Start EXERCISE MATERIALS
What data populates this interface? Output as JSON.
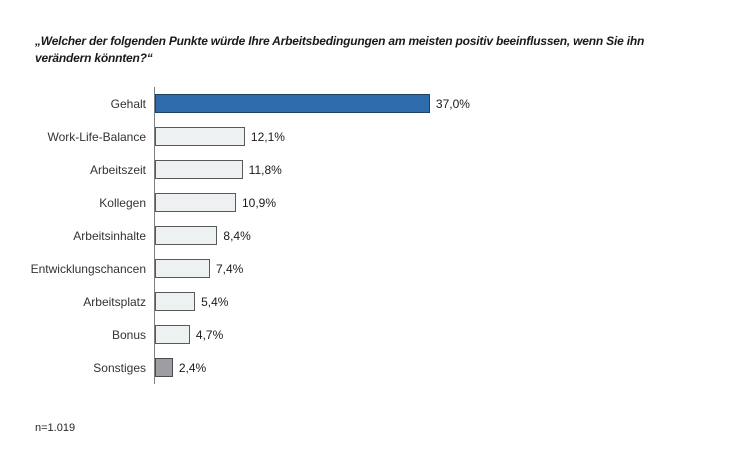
{
  "title": {
    "lines": [
      "„Welcher der folgenden Punkte würde Ihre Arbeitsbedingungen am meisten positiv beeinflussen, wenn Sie ihn",
      "verändern könnten?“"
    ]
  },
  "footnote": {
    "text": "n=1.019"
  },
  "chart_data": {
    "type": "bar",
    "orientation": "horizontal",
    "title": "„Welcher der folgenden Punkte würde Ihre Arbeitsbedingungen am meisten positiv beeinflussen, wenn Sie ihn verändern könnten?“",
    "categories": [
      "Gehalt",
      "Work-Life-Balance",
      "Arbeitszeit",
      "Kollegen",
      "Arbeitsinhalte",
      "Entwicklungschancen",
      "Arbeitsplatz",
      "Bonus",
      "Sonstiges"
    ],
    "values": [
      37.0,
      12.1,
      11.8,
      10.9,
      8.4,
      7.4,
      5.4,
      4.7,
      2.4
    ],
    "value_labels": [
      "37,0%",
      "12,1%",
      "11,8%",
      "10,9%",
      "8,4%",
      "7,4%",
      "5,4%",
      "4,7%",
      "2,4%"
    ],
    "bar_styles": [
      "highlight",
      "default",
      "default",
      "default",
      "default",
      "default",
      "default",
      "default",
      "muted"
    ],
    "xlim": [
      0,
      40
    ],
    "grid": false,
    "legend": false,
    "sample_note": "n=1.019",
    "colors": {
      "highlight_fill": "#2e6bad",
      "highlight_border": "#1f4163",
      "default_fill": "#eef1f2",
      "default_border": "#595959",
      "muted_fill": "#9c9ea1",
      "muted_border": "#4d4d4d",
      "axis": "#7f7f7f",
      "text": "#1a1a1a"
    }
  }
}
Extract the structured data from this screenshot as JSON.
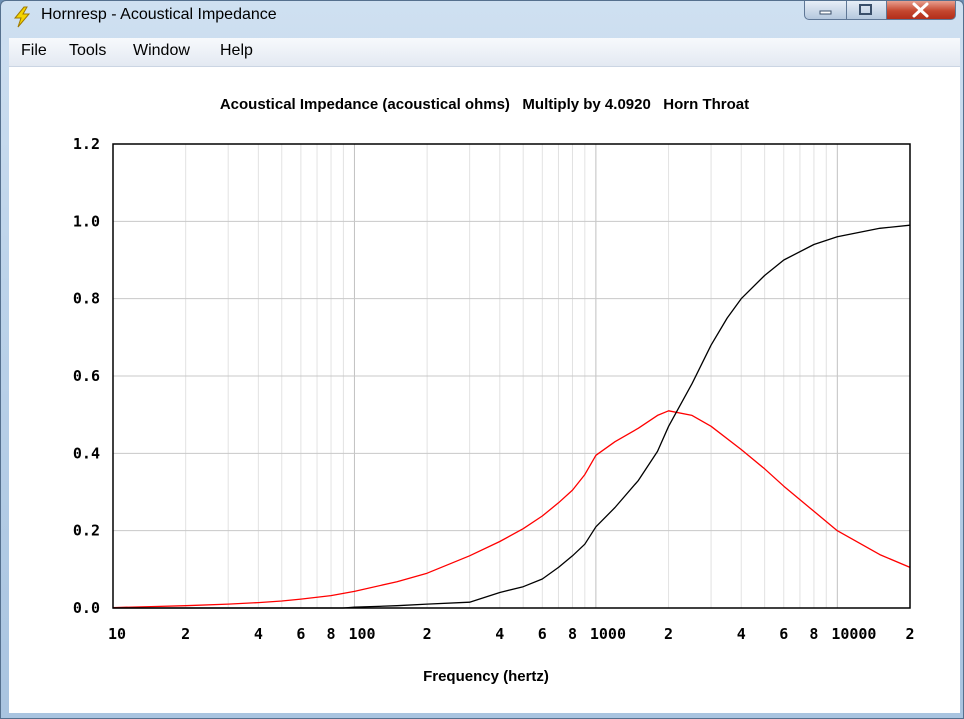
{
  "window": {
    "title": "Hornresp - Acoustical Impedance",
    "controls": [
      "minimize",
      "maximize",
      "close"
    ]
  },
  "menu": [
    "File",
    "Tools",
    "Window",
    "Help"
  ],
  "plot": {
    "title": "Acoustical Impedance (acoustical ohms)   Multiply by 4.0920   Horn Throat",
    "xlabel": "Frequency (hertz)"
  },
  "chart_data": {
    "type": "line",
    "title": "Acoustical Impedance (acoustical ohms)   Multiply by 4.0920   Horn Throat",
    "xlabel": "Frequency (hertz)",
    "ylabel": "",
    "xscale": "log",
    "xlim": [
      10,
      20000
    ],
    "ylim": [
      0,
      1.2
    ],
    "grid": true,
    "yticks": [
      "0.0",
      "0.2",
      "0.4",
      "0.6",
      "0.8",
      "1.0",
      "1.2"
    ],
    "xtick_labels": [
      "10",
      "2",
      "4",
      "6",
      "8",
      "100",
      "2",
      "4",
      "6",
      "8",
      "1000",
      "2",
      "4",
      "6",
      "8",
      "10000",
      "2"
    ],
    "xtick_values": [
      10,
      20,
      40,
      60,
      80,
      100,
      200,
      400,
      600,
      800,
      1000,
      2000,
      4000,
      6000,
      8000,
      10000,
      20000
    ],
    "series": [
      {
        "color": "#ff0000",
        "x": [
          10,
          15,
          20,
          30,
          40,
          50,
          60,
          80,
          100,
          150,
          200,
          300,
          400,
          500,
          600,
          700,
          800,
          900,
          1000,
          1200,
          1500,
          1800,
          2000,
          2500,
          3000,
          4000,
          5000,
          6000,
          8000,
          10000,
          15000,
          20000
        ],
        "values": [
          0.001,
          0.004,
          0.006,
          0.01,
          0.014,
          0.018,
          0.023,
          0.032,
          0.043,
          0.068,
          0.09,
          0.135,
          0.172,
          0.205,
          0.238,
          0.272,
          0.305,
          0.345,
          0.395,
          0.43,
          0.465,
          0.498,
          0.51,
          0.498,
          0.47,
          0.41,
          0.36,
          0.315,
          0.25,
          0.2,
          0.138,
          0.105
        ]
      },
      {
        "color": "#000000",
        "x": [
          10,
          50,
          90,
          100,
          150,
          200,
          300,
          400,
          500,
          600,
          700,
          800,
          900,
          1000,
          1200,
          1500,
          1800,
          2000,
          2500,
          3000,
          3500,
          4000,
          5000,
          6000,
          8000,
          10000,
          15000,
          20000
        ],
        "values": [
          0.0,
          0.0,
          0.0,
          0.002,
          0.006,
          0.01,
          0.015,
          0.04,
          0.055,
          0.075,
          0.105,
          0.135,
          0.165,
          0.21,
          0.26,
          0.33,
          0.405,
          0.47,
          0.58,
          0.68,
          0.75,
          0.8,
          0.86,
          0.9,
          0.94,
          0.96,
          0.982,
          0.99
        ]
      }
    ]
  }
}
End EXERCISE MATERIALS
Write the listing above out again exactly, dropping each image.

What data populates this interface? Output as JSON.
{
  "title": {
    "lines": [
      "„Welcher der folgenden Punkte würde Ihre Arbeitsbedingungen am meisten positiv beeinflussen, wenn Sie ihn",
      "verändern könnten?“"
    ]
  },
  "footnote": {
    "text": "n=1.019"
  },
  "chart_data": {
    "type": "bar",
    "orientation": "horizontal",
    "title": "„Welcher der folgenden Punkte würde Ihre Arbeitsbedingungen am meisten positiv beeinflussen, wenn Sie ihn verändern könnten?“",
    "categories": [
      "Gehalt",
      "Work-Life-Balance",
      "Arbeitszeit",
      "Kollegen",
      "Arbeitsinhalte",
      "Entwicklungschancen",
      "Arbeitsplatz",
      "Bonus",
      "Sonstiges"
    ],
    "values": [
      37.0,
      12.1,
      11.8,
      10.9,
      8.4,
      7.4,
      5.4,
      4.7,
      2.4
    ],
    "value_labels": [
      "37,0%",
      "12,1%",
      "11,8%",
      "10,9%",
      "8,4%",
      "7,4%",
      "5,4%",
      "4,7%",
      "2,4%"
    ],
    "bar_styles": [
      "highlight",
      "default",
      "default",
      "default",
      "default",
      "default",
      "default",
      "default",
      "muted"
    ],
    "xlim": [
      0,
      40
    ],
    "grid": false,
    "legend": false,
    "sample_note": "n=1.019",
    "colors": {
      "highlight_fill": "#2e6bad",
      "highlight_border": "#1f4163",
      "default_fill": "#eef1f2",
      "default_border": "#595959",
      "muted_fill": "#9c9ea1",
      "muted_border": "#4d4d4d",
      "axis": "#7f7f7f",
      "text": "#1a1a1a"
    }
  }
}
Extract the structured data from this screenshot as JSON.
{
  "window": {
    "title": "Hornresp - Acoustical Impedance",
    "controls": [
      "minimize",
      "maximize",
      "close"
    ]
  },
  "menu": [
    "File",
    "Tools",
    "Window",
    "Help"
  ],
  "plot": {
    "title": "Acoustical Impedance (acoustical ohms)   Multiply by 4.0920   Horn Throat",
    "xlabel": "Frequency (hertz)"
  },
  "chart_data": {
    "type": "line",
    "title": "Acoustical Impedance (acoustical ohms)   Multiply by 4.0920   Horn Throat",
    "xlabel": "Frequency (hertz)",
    "ylabel": "",
    "xscale": "log",
    "xlim": [
      10,
      20000
    ],
    "ylim": [
      0,
      1.2
    ],
    "grid": true,
    "yticks": [
      "0.0",
      "0.2",
      "0.4",
      "0.6",
      "0.8",
      "1.0",
      "1.2"
    ],
    "xtick_labels": [
      "10",
      "2",
      "4",
      "6",
      "8",
      "100",
      "2",
      "4",
      "6",
      "8",
      "1000",
      "2",
      "4",
      "6",
      "8",
      "10000",
      "2"
    ],
    "xtick_values": [
      10,
      20,
      40,
      60,
      80,
      100,
      200,
      400,
      600,
      800,
      1000,
      2000,
      4000,
      6000,
      8000,
      10000,
      20000
    ],
    "series": [
      {
        "color": "#ff0000",
        "x": [
          10,
          15,
          20,
          30,
          40,
          50,
          60,
          80,
          100,
          150,
          200,
          300,
          400,
          500,
          600,
          700,
          800,
          900,
          1000,
          1200,
          1500,
          1800,
          2000,
          2500,
          3000,
          4000,
          5000,
          6000,
          8000,
          10000,
          15000,
          20000
        ],
        "values": [
          0.001,
          0.004,
          0.006,
          0.01,
          0.014,
          0.018,
          0.023,
          0.032,
          0.043,
          0.068,
          0.09,
          0.135,
          0.172,
          0.205,
          0.238,
          0.272,
          0.305,
          0.345,
          0.395,
          0.43,
          0.465,
          0.498,
          0.51,
          0.498,
          0.47,
          0.41,
          0.36,
          0.315,
          0.25,
          0.2,
          0.138,
          0.105
        ]
      },
      {
        "color": "#000000",
        "x": [
          10,
          50,
          90,
          100,
          150,
          200,
          300,
          400,
          500,
          600,
          700,
          800,
          900,
          1000,
          1200,
          1500,
          1800,
          2000,
          2500,
          3000,
          3500,
          4000,
          5000,
          6000,
          8000,
          10000,
          15000,
          20000
        ],
        "values": [
          0.0,
          0.0,
          0.0,
          0.002,
          0.006,
          0.01,
          0.015,
          0.04,
          0.055,
          0.075,
          0.105,
          0.135,
          0.165,
          0.21,
          0.26,
          0.33,
          0.405,
          0.47,
          0.58,
          0.68,
          0.75,
          0.8,
          0.86,
          0.9,
          0.94,
          0.96,
          0.982,
          0.99
        ]
      }
    ]
  }
}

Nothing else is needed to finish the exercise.